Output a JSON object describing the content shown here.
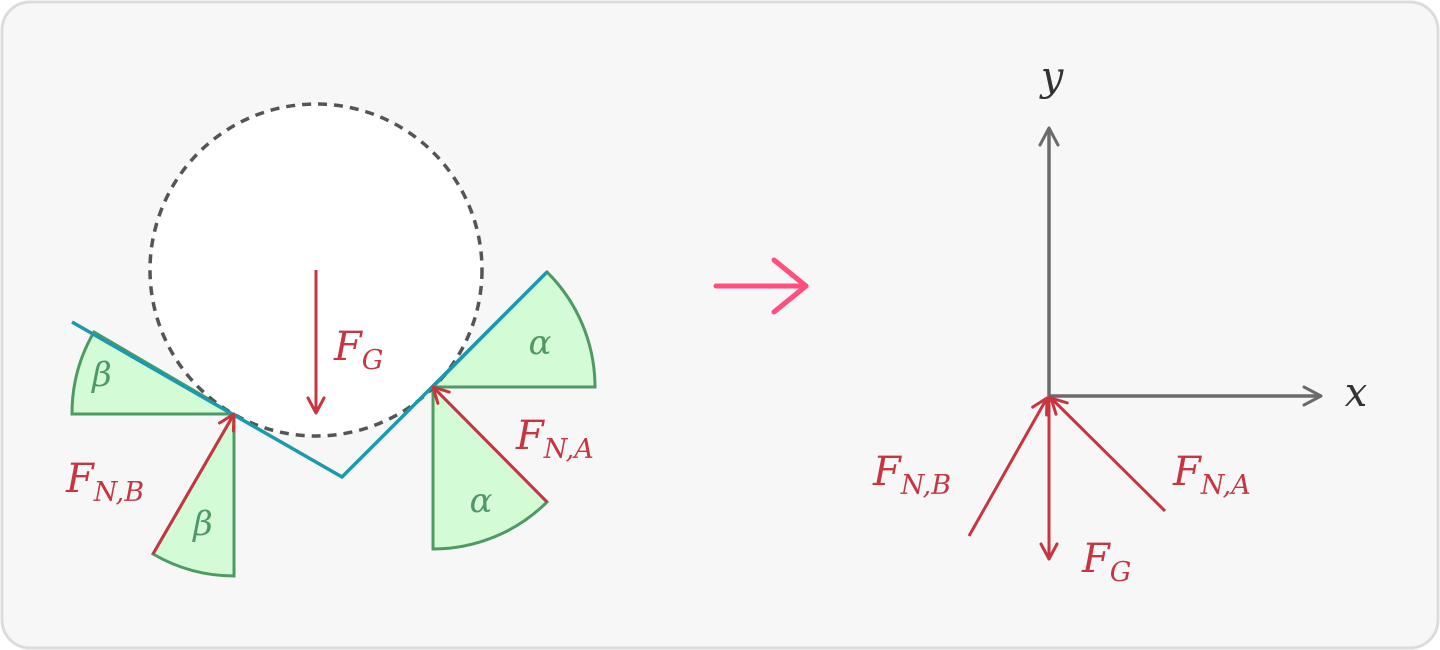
{
  "colors": {
    "panel_fill": "#f7f7f7",
    "panel_border": "#dcdcdc",
    "circle_stroke": "#555555",
    "circle_fill": "#ffffff",
    "surface": "#1a9aac",
    "wedge_fill": "#d3fbd6",
    "wedge_stroke": "#4f9a63",
    "angle_text": "#4f9a63",
    "force": "#c73640",
    "axes": "#6b6b6b",
    "transition_arrow": "#ff4f7f"
  },
  "left": {
    "force_gravity": {
      "base": "F",
      "sub": "G"
    },
    "force_normal_a": {
      "base": "F",
      "sub": "N,A"
    },
    "force_normal_b": {
      "base": "F",
      "sub": "N,B"
    },
    "angle_alpha": "α",
    "angle_beta": "β"
  },
  "right": {
    "axis_x_label": "x",
    "axis_y_label": "y",
    "force_gravity": {
      "base": "F",
      "sub": "G"
    },
    "force_normal_a": {
      "base": "F",
      "sub": "N,A"
    },
    "force_normal_b": {
      "base": "F",
      "sub": "N,B"
    }
  }
}
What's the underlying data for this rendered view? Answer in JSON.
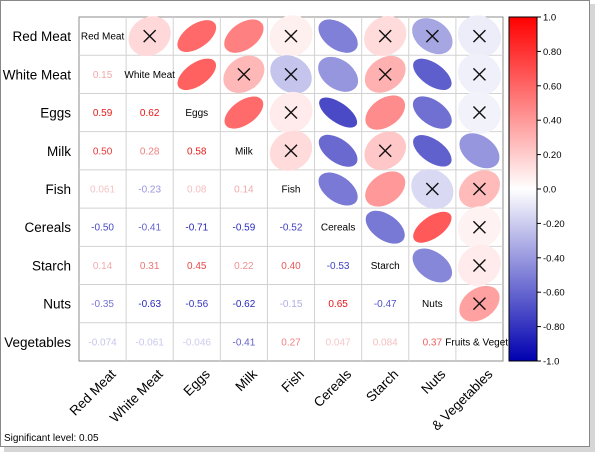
+++
GIVEN REQUEST: Every line should be retyped exactly, with the pictures omitted.

TASK RESULT:
Output a JSON object describing the content shown here.
{
  "colors": {
    "panel_fill": "#f7f7f7",
    "panel_border": "#dcdcdc",
    "circle_stroke": "#555555",
    "circle_fill": "#ffffff",
    "surface": "#1a9aac",
    "wedge_fill": "#d3fbd6",
    "wedge_stroke": "#4f9a63",
    "angle_text": "#4f9a63",
    "force": "#c73640",
    "axes": "#6b6b6b",
    "transition_arrow": "#ff4f7f"
  },
  "left": {
    "force_gravity": {
      "base": "F",
      "sub": "G"
    },
    "force_normal_a": {
      "base": "F",
      "sub": "N,A"
    },
    "force_normal_b": {
      "base": "F",
      "sub": "N,B"
    },
    "angle_alpha": "α",
    "angle_beta": "β"
  },
  "right": {
    "axis_x_label": "x",
    "axis_y_label": "y",
    "force_gravity": {
      "base": "F",
      "sub": "G"
    },
    "force_normal_a": {
      "base": "F",
      "sub": "N,A"
    },
    "force_normal_b": {
      "base": "F",
      "sub": "N,B"
    }
  }
}
What's the underlying data for this rendered view? Answer in JSON.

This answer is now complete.